┌─ Provided data

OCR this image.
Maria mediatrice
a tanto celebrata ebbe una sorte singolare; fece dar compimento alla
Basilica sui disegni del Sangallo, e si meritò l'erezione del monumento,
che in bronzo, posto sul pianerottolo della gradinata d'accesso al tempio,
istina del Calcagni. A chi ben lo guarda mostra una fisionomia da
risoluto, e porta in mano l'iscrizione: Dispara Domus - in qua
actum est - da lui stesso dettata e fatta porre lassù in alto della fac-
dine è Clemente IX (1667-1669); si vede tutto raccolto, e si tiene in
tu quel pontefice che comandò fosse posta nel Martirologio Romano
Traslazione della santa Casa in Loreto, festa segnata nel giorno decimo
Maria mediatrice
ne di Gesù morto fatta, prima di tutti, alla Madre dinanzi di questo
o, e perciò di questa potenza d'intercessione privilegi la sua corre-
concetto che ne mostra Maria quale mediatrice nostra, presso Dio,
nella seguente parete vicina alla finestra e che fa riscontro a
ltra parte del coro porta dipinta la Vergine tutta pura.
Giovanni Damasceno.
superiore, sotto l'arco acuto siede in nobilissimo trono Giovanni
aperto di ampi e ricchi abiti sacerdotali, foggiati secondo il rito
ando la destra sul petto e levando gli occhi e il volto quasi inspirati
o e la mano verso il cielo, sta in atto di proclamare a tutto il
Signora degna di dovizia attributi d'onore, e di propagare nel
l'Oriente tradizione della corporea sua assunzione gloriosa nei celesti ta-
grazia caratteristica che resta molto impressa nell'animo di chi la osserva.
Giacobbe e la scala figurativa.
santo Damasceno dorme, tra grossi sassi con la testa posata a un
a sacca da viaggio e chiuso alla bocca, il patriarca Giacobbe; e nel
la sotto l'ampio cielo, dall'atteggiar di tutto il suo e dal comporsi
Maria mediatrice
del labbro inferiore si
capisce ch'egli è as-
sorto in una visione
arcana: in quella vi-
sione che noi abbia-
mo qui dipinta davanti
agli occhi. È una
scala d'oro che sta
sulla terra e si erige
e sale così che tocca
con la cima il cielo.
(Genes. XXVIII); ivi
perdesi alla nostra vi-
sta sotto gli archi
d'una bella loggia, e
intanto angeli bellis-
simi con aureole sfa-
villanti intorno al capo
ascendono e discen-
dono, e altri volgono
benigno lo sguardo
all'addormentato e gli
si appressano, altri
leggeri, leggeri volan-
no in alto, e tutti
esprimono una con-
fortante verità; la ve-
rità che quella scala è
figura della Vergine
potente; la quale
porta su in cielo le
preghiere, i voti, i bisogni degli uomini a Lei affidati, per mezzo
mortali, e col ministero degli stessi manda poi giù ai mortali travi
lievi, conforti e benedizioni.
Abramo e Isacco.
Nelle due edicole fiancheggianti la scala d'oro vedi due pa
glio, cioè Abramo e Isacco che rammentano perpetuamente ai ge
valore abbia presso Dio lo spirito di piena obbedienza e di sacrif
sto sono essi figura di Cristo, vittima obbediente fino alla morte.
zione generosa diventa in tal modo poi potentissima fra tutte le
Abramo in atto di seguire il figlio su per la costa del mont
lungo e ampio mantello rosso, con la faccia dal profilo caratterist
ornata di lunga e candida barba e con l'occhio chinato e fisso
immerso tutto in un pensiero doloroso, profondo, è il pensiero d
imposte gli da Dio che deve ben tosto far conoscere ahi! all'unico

└─

Aim of the exercise:
Retype the listing from above, matching it exactly.

Finished exercise:
OCR this image.
Maria mediatrice
a tanto celebrata ebbe una sorte singolare; fece dar compimento alla
Basilica sui disegni del Sangallo, e si meritò l'erezione del monumento,
che in bronzo, posto sul pianerottolo della gradinata d'accesso al tempio,
istina del Calcagni. A chi ben lo guarda mostra una fisionomia da
risoluto, e porta in mano l'iscrizione: Dispara Domus - in qua
actum est - da lui stesso dettata e fatta porre lassù in alto della fac-
dine è Clemente IX (1667-1669); si vede tutto raccolto, e si tiene in
tu quel pontefice che comandò fosse posta nel Martirologio Romano
Traslazione della santa Casa in Loreto, festa segnata nel giorno decimo
Maria mediatrice
ne di Gesù morto fatta, prima di tutti, alla Madre dinanzi di questo
o, e perciò di questa potenza d'intercessione privilegi la sua corre-
concetto che ne mostra Maria quale mediatrice nostra, presso Dio,
nella seguente parete vicina alla finestra e che fa riscontro a
ltra parte del coro porta dipinta la Vergine tutta pura.
Giovanni Damasceno.
superiore, sotto l'arco acuto siede in nobilissimo trono Giovanni
aperto di ampi e ricchi abiti sacerdotali, foggiati secondo il rito
ando la destra sul petto e levando gli occhi e il volto quasi inspirati
o e la mano verso il cielo, sta in atto di proclamare a tutto il
Signora degna di dovizia attributi d'onore, e di propagare nel
l'Oriente tradizione della corporea sua assunzione gloriosa nei celesti ta-
grazia caratteristica che resta molto impressa nell'animo di chi la osserva.
Giacobbe e la scala figurativa.
santo Damasceno dorme, tra grossi sassi con la testa posata a un
a sacca da viaggio e chiuso alla bocca, il patriarca Giacobbe; e nel
la sotto l'ampio cielo, dall'atteggiar di tutto il suo e dal comporsi
Maria mediatrice
del labbro inferiore si
capisce ch'egli è as-
sorto in una visione
arcana: in quella vi-
sione che noi abbia-
mo qui dipinta davanti
agli occhi. È una
scala d'oro che sta
sulla terra e si erige
e sale così che tocca
con la cima il cielo.
(Genes. XXVIII); ivi
perdesi alla nostra vi-
sta sotto gli archi
d'una bella loggia, e
intanto angeli bellis-
simi con aureole sfa-
villanti intorno al capo
ascendono e discen-
dono, e altri volgono
benigno lo sguardo
all'addormentato e gli
si appressano, altri
leggeri, leggeri volan-
no in alto, e tutti
esprimono una con-
fortante verità; la ve-
rità che quella scala è
figura della Vergine
potente; la quale
porta su in cielo le
preghiere, i voti, i bisogni degli uomini a Lei affidati, per mezzo
mortali, e col ministero degli stessi manda poi giù ai mortali travi
lievi, conforti e benedizioni.
Abramo e Isacco.
Nelle due edicole fiancheggianti la scala d'oro vedi due pa
glio, cioè Abramo e Isacco che rammentano perpetuamente ai ge
valore abbia presso Dio lo spirito di piena obbedienza e di sacrif
sto sono essi figura di Cristo, vittima obbediente fino alla morte.
zione generosa diventa in tal modo poi potentissima fra tutte le
Abramo in atto di seguire il figlio su per la costa del mont
lungo e ampio mantello rosso, con la faccia dal profilo caratterist
ornata di lunga e candida barba e con l'occhio chinato e fisso
immerso tutto in un pensiero doloroso, profondo, è il pensiero d
imposte gli da Dio che deve ben tosto far conoscere ahi! all'unico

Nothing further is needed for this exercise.